PROVIDED DATA -
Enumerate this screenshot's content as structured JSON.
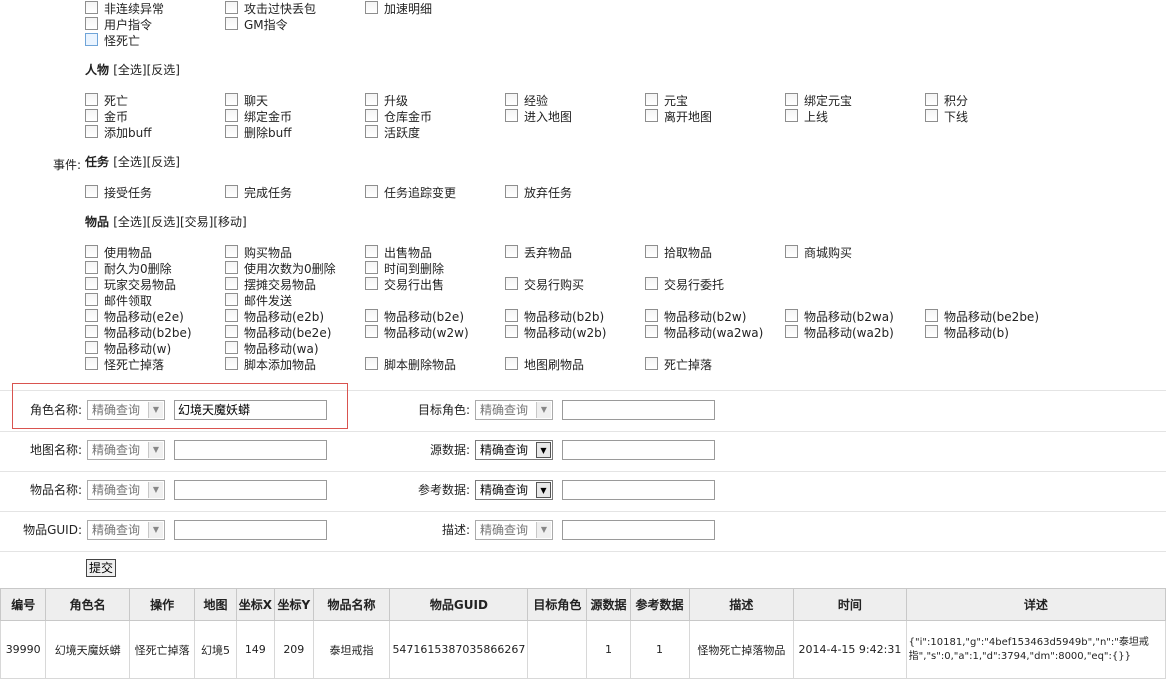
{
  "events_label": "事件:",
  "top_checks": [
    {
      "label": "非连续异常",
      "checked": false
    },
    {
      "label": "攻击过快丢包",
      "checked": false
    },
    {
      "label": "加速明细",
      "checked": false
    },
    {
      "label": "用户指令",
      "checked": false
    },
    {
      "label": "GM指令",
      "checked": false
    },
    {
      "label": "怪死亡",
      "checked": false
    }
  ],
  "sections": [
    {
      "title": "人物",
      "links": [
        "[全选]",
        "[反选]"
      ],
      "items": [
        "死亡",
        "聊天",
        "升级",
        "经验",
        "元宝",
        "绑定元宝",
        "积分",
        "金币",
        "绑定金币",
        "仓库金币",
        "进入地图",
        "离开地图",
        "上线",
        "下线",
        "添加buff",
        "删除buff",
        "活跃度"
      ]
    },
    {
      "title": "任务",
      "links": [
        "[全选]",
        "[反选]"
      ],
      "items": [
        "接受任务",
        "完成任务",
        "任务追踪变更",
        "放弃任务"
      ]
    },
    {
      "title": "物品",
      "links": [
        "[全选]",
        "[反选]",
        "[交易]",
        "[移动]"
      ],
      "items": [
        "使用物品",
        "购买物品",
        "出售物品",
        "丢弃物品",
        "拾取物品",
        "商城购买",
        "耐久为0删除",
        "使用次数为0删除",
        "时间到删除",
        "玩家交易物品",
        "摆摊交易物品",
        "交易行出售",
        "交易行购买",
        "交易行委托",
        "邮件领取",
        "邮件发送",
        "物品移动(e2e)",
        "物品移动(e2b)",
        "物品移动(b2e)",
        "物品移动(b2b)",
        "物品移动(b2w)",
        "物品移动(b2wa)",
        "物品移动(be2be)",
        "物品移动(b2be)",
        "物品移动(be2e)",
        "物品移动(w2w)",
        "物品移动(w2b)",
        "物品移动(wa2wa)",
        "物品移动(wa2b)",
        "物品移动(b)",
        "物品移动(w)",
        "物品移动(wa)",
        "怪死亡掉落",
        "脚本添加物品",
        "脚本删除物品",
        "地图刷物品",
        "死亡掉落"
      ]
    }
  ],
  "form": {
    "role_name_label": "角色名称:",
    "role_name_mode": "精确查询",
    "role_name_value": "幻境天魔妖蟒",
    "target_role_label": "目标角色:",
    "target_role_mode": "精确查询",
    "target_role_value": "",
    "map_name_label": "地图名称:",
    "map_name_mode": "精确查询",
    "map_name_value": "",
    "source_data_label": "源数据:",
    "source_data_mode": "精确查询",
    "source_data_value": "",
    "item_name_label": "物品名称:",
    "item_name_mode": "精确查询",
    "item_name_value": "",
    "ref_data_label": "参考数据:",
    "ref_data_mode": "精确查询",
    "ref_data_value": "",
    "item_guid_label": "物品GUID:",
    "item_guid_mode": "精确查询",
    "item_guid_value": "",
    "desc_label": "描述:",
    "desc_mode": "精确查询",
    "desc_value": "",
    "submit_label": "提交"
  },
  "table": {
    "headers": [
      "编号",
      "角色名",
      "操作",
      "地图",
      "坐标X",
      "坐标Y",
      "物品名称",
      "物品GUID",
      "目标角色",
      "源数据",
      "参考数据",
      "描述",
      "时间",
      "详述"
    ],
    "rows": [
      [
        "39990",
        "幻境天魔妖蟒",
        "怪死亡掉落",
        "幻境5",
        "149",
        "209",
        "泰坦戒指",
        "5471615387035866267",
        "",
        "1",
        "1",
        "怪物死亡掉落物品",
        "2014-4-15 9:42:31",
        "{\"i\":10181,\"g\":\"4bef153463d5949b\",\"n\":\"泰坦戒指\",\"s\":0,\"a\":1,\"d\":3794,\"dm\":8000,\"eq\":{}}"
      ]
    ]
  },
  "colors": {
    "highlight_border": "#d9534f",
    "header_bg": "#eeeeee"
  }
}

WHAT THIS TASK INVOLVES - Return the listing above unchanged, apart from dropping its pictures.

WRITTEN ANSWER -
Enumerate this screenshot's content as structured JSON.
{
  "events_label": "事件:",
  "top_checks": [
    {
      "label": "非连续异常",
      "checked": false
    },
    {
      "label": "攻击过快丢包",
      "checked": false
    },
    {
      "label": "加速明细",
      "checked": false
    },
    {
      "label": "用户指令",
      "checked": false
    },
    {
      "label": "GM指令",
      "checked": false
    },
    {
      "label": "怪死亡",
      "checked": false
    }
  ],
  "sections": [
    {
      "title": "人物",
      "links": [
        "[全选]",
        "[反选]"
      ],
      "items": [
        "死亡",
        "聊天",
        "升级",
        "经验",
        "元宝",
        "绑定元宝",
        "积分",
        "金币",
        "绑定金币",
        "仓库金币",
        "进入地图",
        "离开地图",
        "上线",
        "下线",
        "添加buff",
        "删除buff",
        "活跃度"
      ]
    },
    {
      "title": "任务",
      "links": [
        "[全选]",
        "[反选]"
      ],
      "items": [
        "接受任务",
        "完成任务",
        "任务追踪变更",
        "放弃任务"
      ]
    },
    {
      "title": "物品",
      "links": [
        "[全选]",
        "[反选]",
        "[交易]",
        "[移动]"
      ],
      "items": [
        "使用物品",
        "购买物品",
        "出售物品",
        "丢弃物品",
        "拾取物品",
        "商城购买",
        "耐久为0删除",
        "使用次数为0删除",
        "时间到删除",
        "玩家交易物品",
        "摆摊交易物品",
        "交易行出售",
        "交易行购买",
        "交易行委托",
        "邮件领取",
        "邮件发送",
        "物品移动(e2e)",
        "物品移动(e2b)",
        "物品移动(b2e)",
        "物品移动(b2b)",
        "物品移动(b2w)",
        "物品移动(b2wa)",
        "物品移动(be2be)",
        "物品移动(b2be)",
        "物品移动(be2e)",
        "物品移动(w2w)",
        "物品移动(w2b)",
        "物品移动(wa2wa)",
        "物品移动(wa2b)",
        "物品移动(b)",
        "物品移动(w)",
        "物品移动(wa)",
        "怪死亡掉落",
        "脚本添加物品",
        "脚本删除物品",
        "地图刷物品",
        "死亡掉落"
      ]
    }
  ],
  "form": {
    "role_name_label": "角色名称:",
    "role_name_mode": "精确查询",
    "role_name_value": "幻境天魔妖蟒",
    "target_role_label": "目标角色:",
    "target_role_mode": "精确查询",
    "target_role_value": "",
    "map_name_label": "地图名称:",
    "map_name_mode": "精确查询",
    "map_name_value": "",
    "source_data_label": "源数据:",
    "source_data_mode": "精确查询",
    "source_data_value": "",
    "item_name_label": "物品名称:",
    "item_name_mode": "精确查询",
    "item_name_value": "",
    "ref_data_label": "参考数据:",
    "ref_data_mode": "精确查询",
    "ref_data_value": "",
    "item_guid_label": "物品GUID:",
    "item_guid_mode": "精确查询",
    "item_guid_value": "",
    "desc_label": "描述:",
    "desc_mode": "精确查询",
    "desc_value": "",
    "submit_label": "提交"
  },
  "table": {
    "headers": [
      "编号",
      "角色名",
      "操作",
      "地图",
      "坐标X",
      "坐标Y",
      "物品名称",
      "物品GUID",
      "目标角色",
      "源数据",
      "参考数据",
      "描述",
      "时间",
      "详述"
    ],
    "rows": [
      [
        "39990",
        "幻境天魔妖蟒",
        "怪死亡掉落",
        "幻境5",
        "149",
        "209",
        "泰坦戒指",
        "5471615387035866267",
        "",
        "1",
        "1",
        "怪物死亡掉落物品",
        "2014-4-15 9:42:31",
        "{\"i\":10181,\"g\":\"4bef153463d5949b\",\"n\":\"泰坦戒指\",\"s\":0,\"a\":1,\"d\":3794,\"dm\":8000,\"eq\":{}}"
      ]
    ]
  },
  "colors": {
    "highlight_border": "#d9534f",
    "header_bg": "#eeeeee"
  }
}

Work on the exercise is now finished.